- **Goal**: Extract all lines that hold the string "label".

________________

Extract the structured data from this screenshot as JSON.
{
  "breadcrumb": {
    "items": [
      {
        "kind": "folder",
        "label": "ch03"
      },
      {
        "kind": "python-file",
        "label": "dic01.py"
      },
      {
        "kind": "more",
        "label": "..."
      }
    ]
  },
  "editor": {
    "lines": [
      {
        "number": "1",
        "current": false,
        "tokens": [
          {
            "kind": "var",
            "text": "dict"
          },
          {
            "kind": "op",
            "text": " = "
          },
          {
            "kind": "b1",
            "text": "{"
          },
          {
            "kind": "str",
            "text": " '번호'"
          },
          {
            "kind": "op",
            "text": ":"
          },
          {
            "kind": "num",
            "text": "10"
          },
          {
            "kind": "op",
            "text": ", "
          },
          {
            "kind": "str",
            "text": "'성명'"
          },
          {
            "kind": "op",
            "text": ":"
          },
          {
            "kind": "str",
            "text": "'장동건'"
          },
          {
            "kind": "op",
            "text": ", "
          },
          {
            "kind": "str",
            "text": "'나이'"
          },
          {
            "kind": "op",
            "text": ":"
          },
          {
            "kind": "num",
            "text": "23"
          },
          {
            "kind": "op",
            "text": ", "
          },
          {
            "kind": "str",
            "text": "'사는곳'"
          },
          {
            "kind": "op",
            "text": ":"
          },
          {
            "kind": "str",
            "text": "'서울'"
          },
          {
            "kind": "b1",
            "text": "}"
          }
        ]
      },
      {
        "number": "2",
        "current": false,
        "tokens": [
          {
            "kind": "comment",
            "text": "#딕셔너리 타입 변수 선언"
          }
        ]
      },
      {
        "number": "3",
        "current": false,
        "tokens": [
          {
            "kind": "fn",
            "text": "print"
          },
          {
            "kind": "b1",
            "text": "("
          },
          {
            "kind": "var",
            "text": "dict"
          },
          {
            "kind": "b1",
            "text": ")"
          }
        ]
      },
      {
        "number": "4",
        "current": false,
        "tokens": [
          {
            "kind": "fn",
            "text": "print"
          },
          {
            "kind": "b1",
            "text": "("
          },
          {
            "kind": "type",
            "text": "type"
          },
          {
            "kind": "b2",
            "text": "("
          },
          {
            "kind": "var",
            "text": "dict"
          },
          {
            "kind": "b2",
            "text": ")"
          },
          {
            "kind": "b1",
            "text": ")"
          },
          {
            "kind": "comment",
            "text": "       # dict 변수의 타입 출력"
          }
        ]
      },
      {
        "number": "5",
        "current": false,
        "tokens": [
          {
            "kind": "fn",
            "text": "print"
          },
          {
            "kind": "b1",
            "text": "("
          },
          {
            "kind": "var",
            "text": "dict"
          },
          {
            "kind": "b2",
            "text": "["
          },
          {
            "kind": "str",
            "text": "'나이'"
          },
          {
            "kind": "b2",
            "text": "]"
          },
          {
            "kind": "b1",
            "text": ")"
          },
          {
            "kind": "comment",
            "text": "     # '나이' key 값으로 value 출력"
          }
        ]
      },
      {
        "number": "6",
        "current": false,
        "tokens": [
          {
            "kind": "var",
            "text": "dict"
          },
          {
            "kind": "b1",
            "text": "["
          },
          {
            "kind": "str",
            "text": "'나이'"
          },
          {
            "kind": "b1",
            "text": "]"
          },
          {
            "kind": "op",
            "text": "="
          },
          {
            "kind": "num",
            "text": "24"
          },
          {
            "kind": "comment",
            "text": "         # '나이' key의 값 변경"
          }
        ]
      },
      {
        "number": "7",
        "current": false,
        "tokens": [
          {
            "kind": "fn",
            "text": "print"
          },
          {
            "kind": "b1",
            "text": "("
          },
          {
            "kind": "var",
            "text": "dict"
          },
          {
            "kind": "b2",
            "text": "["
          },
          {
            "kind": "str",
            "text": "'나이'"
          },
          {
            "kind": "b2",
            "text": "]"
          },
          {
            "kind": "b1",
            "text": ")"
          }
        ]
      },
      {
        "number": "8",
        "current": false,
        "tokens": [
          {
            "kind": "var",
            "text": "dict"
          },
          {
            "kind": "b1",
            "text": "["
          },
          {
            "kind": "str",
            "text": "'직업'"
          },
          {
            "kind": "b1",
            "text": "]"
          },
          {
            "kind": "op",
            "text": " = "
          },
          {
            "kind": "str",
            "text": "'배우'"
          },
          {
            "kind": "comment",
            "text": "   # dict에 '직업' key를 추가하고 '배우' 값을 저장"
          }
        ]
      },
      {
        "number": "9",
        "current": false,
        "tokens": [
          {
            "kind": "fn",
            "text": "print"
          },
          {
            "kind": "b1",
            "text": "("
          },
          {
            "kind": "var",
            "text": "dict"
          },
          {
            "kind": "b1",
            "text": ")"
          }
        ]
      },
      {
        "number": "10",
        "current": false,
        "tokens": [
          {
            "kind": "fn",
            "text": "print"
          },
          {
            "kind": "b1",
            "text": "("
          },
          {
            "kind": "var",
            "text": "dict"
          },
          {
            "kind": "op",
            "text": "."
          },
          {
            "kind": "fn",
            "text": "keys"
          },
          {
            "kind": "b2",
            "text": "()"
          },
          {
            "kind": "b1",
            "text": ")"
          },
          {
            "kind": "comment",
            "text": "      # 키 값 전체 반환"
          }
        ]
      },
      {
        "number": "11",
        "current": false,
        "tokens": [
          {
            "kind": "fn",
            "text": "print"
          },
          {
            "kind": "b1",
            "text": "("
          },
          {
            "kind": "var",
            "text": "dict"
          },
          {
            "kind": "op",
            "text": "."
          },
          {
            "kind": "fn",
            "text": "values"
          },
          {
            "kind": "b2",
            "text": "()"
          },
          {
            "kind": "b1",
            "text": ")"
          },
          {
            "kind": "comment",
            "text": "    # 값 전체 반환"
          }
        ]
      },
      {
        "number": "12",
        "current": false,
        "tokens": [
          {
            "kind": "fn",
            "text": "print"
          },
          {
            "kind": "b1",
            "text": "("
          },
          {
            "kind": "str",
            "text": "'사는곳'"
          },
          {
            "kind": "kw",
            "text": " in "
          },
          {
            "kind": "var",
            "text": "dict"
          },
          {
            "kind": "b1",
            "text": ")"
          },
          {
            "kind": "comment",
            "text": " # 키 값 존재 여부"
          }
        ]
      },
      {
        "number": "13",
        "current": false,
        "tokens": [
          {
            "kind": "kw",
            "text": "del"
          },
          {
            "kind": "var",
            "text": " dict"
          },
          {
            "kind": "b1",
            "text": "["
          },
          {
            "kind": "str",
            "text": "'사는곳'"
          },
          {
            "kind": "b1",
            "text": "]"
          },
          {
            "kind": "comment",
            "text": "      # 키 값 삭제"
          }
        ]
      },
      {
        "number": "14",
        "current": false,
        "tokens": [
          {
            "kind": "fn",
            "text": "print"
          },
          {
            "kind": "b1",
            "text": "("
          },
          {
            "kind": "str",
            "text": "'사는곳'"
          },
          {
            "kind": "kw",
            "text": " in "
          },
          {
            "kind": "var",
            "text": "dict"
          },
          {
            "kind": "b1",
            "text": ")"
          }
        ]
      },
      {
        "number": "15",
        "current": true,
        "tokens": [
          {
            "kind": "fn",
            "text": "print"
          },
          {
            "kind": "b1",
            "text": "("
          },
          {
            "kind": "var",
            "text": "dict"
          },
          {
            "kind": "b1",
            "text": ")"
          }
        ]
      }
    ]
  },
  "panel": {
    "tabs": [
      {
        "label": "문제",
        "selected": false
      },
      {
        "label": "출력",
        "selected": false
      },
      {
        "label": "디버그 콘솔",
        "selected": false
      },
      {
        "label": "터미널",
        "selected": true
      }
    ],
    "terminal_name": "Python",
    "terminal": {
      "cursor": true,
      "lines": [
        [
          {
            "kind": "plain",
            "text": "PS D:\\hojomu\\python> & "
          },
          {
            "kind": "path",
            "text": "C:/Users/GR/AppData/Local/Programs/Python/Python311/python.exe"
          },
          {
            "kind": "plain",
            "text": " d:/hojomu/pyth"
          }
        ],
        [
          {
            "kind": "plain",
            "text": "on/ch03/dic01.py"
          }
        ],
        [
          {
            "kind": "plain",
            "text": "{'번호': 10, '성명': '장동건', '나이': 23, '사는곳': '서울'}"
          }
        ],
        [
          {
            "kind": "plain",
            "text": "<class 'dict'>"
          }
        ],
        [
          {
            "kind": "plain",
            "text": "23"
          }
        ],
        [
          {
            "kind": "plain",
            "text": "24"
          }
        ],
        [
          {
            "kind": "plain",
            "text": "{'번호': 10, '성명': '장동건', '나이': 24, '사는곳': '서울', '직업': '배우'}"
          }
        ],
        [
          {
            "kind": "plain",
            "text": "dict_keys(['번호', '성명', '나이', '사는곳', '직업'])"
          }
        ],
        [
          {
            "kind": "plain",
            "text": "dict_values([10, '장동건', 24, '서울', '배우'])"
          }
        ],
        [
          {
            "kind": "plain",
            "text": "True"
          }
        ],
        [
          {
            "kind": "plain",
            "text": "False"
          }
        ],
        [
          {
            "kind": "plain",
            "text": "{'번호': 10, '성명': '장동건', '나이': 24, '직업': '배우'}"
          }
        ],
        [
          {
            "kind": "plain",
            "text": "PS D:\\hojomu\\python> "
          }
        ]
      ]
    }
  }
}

________________

- **Result of the exercise**:
        "label": "ch03"
        "label": "dic01.py"
        "label": "..."
        "label": "문제",
        "label": "출력",
        "label": "디버그 콘솔",
        "label": "터미널",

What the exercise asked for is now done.